[Source data]
>>
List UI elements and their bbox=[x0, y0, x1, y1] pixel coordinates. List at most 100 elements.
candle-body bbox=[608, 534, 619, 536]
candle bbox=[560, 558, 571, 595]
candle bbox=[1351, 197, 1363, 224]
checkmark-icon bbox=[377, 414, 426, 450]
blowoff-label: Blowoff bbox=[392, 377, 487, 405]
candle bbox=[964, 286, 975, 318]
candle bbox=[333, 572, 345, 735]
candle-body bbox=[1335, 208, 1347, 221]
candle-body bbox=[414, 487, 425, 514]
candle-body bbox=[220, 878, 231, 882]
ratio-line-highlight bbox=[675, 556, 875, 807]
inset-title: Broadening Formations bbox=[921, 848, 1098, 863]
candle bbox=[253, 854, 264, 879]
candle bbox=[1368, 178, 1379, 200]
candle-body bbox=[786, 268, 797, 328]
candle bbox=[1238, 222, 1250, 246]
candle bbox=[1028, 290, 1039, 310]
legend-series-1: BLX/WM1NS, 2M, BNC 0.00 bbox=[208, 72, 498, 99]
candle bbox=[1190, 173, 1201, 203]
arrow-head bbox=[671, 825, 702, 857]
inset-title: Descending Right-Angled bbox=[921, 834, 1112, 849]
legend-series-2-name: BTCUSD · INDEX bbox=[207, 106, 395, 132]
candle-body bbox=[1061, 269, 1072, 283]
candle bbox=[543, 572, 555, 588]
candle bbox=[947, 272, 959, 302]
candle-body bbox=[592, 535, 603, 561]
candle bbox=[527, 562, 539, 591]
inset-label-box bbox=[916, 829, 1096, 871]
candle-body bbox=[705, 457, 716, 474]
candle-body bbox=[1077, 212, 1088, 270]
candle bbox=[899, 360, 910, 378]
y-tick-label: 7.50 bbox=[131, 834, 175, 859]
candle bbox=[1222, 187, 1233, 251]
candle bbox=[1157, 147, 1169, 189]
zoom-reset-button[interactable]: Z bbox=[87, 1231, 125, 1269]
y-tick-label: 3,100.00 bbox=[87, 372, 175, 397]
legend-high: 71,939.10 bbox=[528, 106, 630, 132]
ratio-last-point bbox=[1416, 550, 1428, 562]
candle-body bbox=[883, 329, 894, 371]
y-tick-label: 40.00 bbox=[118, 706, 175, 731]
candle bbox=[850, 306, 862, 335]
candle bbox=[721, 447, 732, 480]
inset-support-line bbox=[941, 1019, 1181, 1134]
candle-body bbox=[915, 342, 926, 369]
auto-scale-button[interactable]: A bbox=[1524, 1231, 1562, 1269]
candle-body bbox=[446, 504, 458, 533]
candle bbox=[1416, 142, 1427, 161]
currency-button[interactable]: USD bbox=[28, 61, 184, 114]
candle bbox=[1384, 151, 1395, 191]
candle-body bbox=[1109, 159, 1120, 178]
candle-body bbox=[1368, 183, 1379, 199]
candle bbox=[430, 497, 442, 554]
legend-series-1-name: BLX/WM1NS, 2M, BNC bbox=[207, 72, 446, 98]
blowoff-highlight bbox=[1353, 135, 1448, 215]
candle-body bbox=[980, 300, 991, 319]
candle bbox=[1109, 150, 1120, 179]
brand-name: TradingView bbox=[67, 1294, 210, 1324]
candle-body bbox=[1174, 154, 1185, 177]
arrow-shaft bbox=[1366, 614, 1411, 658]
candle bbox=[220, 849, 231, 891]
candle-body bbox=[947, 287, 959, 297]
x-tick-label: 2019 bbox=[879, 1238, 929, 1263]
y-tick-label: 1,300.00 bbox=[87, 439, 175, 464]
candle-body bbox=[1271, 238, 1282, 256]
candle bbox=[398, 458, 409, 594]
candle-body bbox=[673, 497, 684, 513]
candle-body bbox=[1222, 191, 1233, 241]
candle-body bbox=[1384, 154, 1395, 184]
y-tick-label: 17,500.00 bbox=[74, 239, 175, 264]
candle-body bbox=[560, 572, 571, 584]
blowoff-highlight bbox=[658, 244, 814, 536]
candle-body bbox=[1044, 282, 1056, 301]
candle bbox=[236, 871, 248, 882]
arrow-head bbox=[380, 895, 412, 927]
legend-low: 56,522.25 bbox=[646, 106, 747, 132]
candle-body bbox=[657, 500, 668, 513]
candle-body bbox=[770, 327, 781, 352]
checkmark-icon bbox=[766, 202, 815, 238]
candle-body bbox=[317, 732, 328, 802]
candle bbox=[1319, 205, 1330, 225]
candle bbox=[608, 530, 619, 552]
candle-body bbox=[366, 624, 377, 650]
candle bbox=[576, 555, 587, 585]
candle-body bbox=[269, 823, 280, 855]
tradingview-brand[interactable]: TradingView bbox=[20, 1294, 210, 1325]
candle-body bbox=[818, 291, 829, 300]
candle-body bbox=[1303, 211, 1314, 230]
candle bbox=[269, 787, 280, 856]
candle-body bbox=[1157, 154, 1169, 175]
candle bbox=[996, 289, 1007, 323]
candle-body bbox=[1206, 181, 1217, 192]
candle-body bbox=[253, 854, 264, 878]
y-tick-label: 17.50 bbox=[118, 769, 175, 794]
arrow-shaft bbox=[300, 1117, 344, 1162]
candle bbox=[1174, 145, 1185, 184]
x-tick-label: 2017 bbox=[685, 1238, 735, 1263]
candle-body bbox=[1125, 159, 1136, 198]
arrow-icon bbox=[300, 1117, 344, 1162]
<<
Please reproduce all of the material above line for line, without changing anything.

■ OUTPUT ■
List UI elements and their bbox=[x0, y0, x1, y1] pixel coordinates. List at most 100 elements.
candle-body bbox=[608, 534, 619, 536]
candle bbox=[560, 558, 571, 595]
candle bbox=[1351, 197, 1363, 224]
checkmark-icon bbox=[377, 414, 426, 450]
blowoff-label: Blowoff bbox=[392, 377, 487, 405]
candle bbox=[964, 286, 975, 318]
candle bbox=[333, 572, 345, 735]
candle-body bbox=[1335, 208, 1347, 221]
candle-body bbox=[414, 487, 425, 514]
candle-body bbox=[220, 878, 231, 882]
ratio-line-highlight bbox=[675, 556, 875, 807]
inset-title: Broadening Formations bbox=[921, 848, 1098, 863]
candle bbox=[253, 854, 264, 879]
candle bbox=[1368, 178, 1379, 200]
candle-body bbox=[786, 268, 797, 328]
candle bbox=[1238, 222, 1250, 246]
candle bbox=[1028, 290, 1039, 310]
legend-series-1: BLX/WM1NS, 2M, BNC 0.00 bbox=[208, 72, 498, 99]
candle bbox=[1190, 173, 1201, 203]
arrow-head bbox=[671, 825, 702, 857]
inset-title: Descending Right-Angled bbox=[921, 834, 1112, 849]
legend-series-2-name: BTCUSD · INDEX bbox=[207, 106, 395, 132]
candle-body bbox=[1061, 269, 1072, 283]
candle bbox=[543, 572, 555, 588]
candle bbox=[947, 272, 959, 302]
candle-body bbox=[592, 535, 603, 561]
candle bbox=[527, 562, 539, 591]
inset-label-box bbox=[916, 829, 1096, 871]
candle-body bbox=[705, 457, 716, 474]
candle-body bbox=[1077, 212, 1088, 270]
candle bbox=[899, 360, 910, 378]
y-tick-label: 7.50 bbox=[131, 834, 175, 859]
candle bbox=[1222, 187, 1233, 251]
candle bbox=[1157, 147, 1169, 189]
zoom-reset-button[interactable]: Z bbox=[87, 1231, 125, 1269]
y-tick-label: 3,100.00 bbox=[87, 372, 175, 397]
legend-high: 71,939.10 bbox=[528, 106, 630, 132]
ratio-last-point bbox=[1416, 550, 1428, 562]
candle-body bbox=[883, 329, 894, 371]
y-tick-label: 40.00 bbox=[118, 706, 175, 731]
candle bbox=[850, 306, 862, 335]
candle bbox=[721, 447, 732, 480]
inset-support-line bbox=[941, 1019, 1181, 1134]
candle-body bbox=[915, 342, 926, 369]
auto-scale-button[interactable]: A bbox=[1524, 1231, 1562, 1269]
candle-body bbox=[446, 504, 458, 533]
candle bbox=[1416, 142, 1427, 161]
currency-button[interactable]: USD bbox=[28, 61, 184, 114]
candle bbox=[1384, 151, 1395, 191]
candle-body bbox=[1109, 159, 1120, 178]
candle-body bbox=[1368, 183, 1379, 199]
candle bbox=[430, 497, 442, 554]
legend-series-1-name: BLX/WM1NS, 2M, BNC bbox=[207, 72, 446, 98]
blowoff-highlight bbox=[1353, 135, 1448, 215]
candle-body bbox=[980, 300, 991, 319]
candle bbox=[1109, 150, 1120, 179]
brand-name: TradingView bbox=[67, 1294, 210, 1324]
candle-body bbox=[1174, 154, 1185, 177]
arrow-shaft bbox=[1366, 614, 1411, 658]
candle bbox=[220, 849, 231, 891]
candle-body bbox=[947, 287, 959, 297]
x-tick-label: 2019 bbox=[879, 1238, 929, 1263]
y-tick-label: 1,300.00 bbox=[87, 439, 175, 464]
candle-body bbox=[1271, 238, 1282, 256]
candle bbox=[398, 458, 409, 594]
candle-body bbox=[673, 497, 684, 513]
candle-body bbox=[1222, 191, 1233, 241]
candle-body bbox=[1384, 154, 1395, 184]
y-tick-label: 17,500.00 bbox=[74, 239, 175, 264]
candle-body bbox=[560, 572, 571, 584]
blowoff-highlight bbox=[658, 244, 814, 536]
candle-body bbox=[1044, 282, 1056, 301]
candle bbox=[236, 871, 248, 882]
arrow-head bbox=[380, 895, 412, 927]
legend-low: 56,522.25 bbox=[646, 106, 747, 132]
candle-body bbox=[657, 500, 668, 513]
candle-body bbox=[770, 327, 781, 352]
checkmark-icon bbox=[766, 202, 815, 238]
candle-body bbox=[317, 732, 328, 802]
candle bbox=[1319, 205, 1330, 225]
candle bbox=[608, 530, 619, 552]
candle-body bbox=[366, 624, 377, 650]
candle bbox=[576, 555, 587, 585]
candle-body bbox=[269, 823, 280, 855]
tradingview-brand[interactable]: TradingView bbox=[20, 1294, 210, 1325]
candle-body bbox=[818, 291, 829, 300]
candle-body bbox=[1303, 211, 1314, 230]
candle bbox=[269, 787, 280, 856]
candle-body bbox=[1157, 154, 1169, 175]
candle bbox=[996, 289, 1007, 323]
candle-body bbox=[1206, 181, 1217, 192]
candle-body bbox=[253, 854, 264, 878]
y-tick-label: 17.50 bbox=[118, 769, 175, 794]
arrow-shaft bbox=[300, 1117, 344, 1162]
candle bbox=[1174, 145, 1185, 184]
x-tick-label: 2017 bbox=[685, 1238, 735, 1263]
candle-body bbox=[1125, 159, 1136, 198]
arrow-icon bbox=[300, 1117, 344, 1162]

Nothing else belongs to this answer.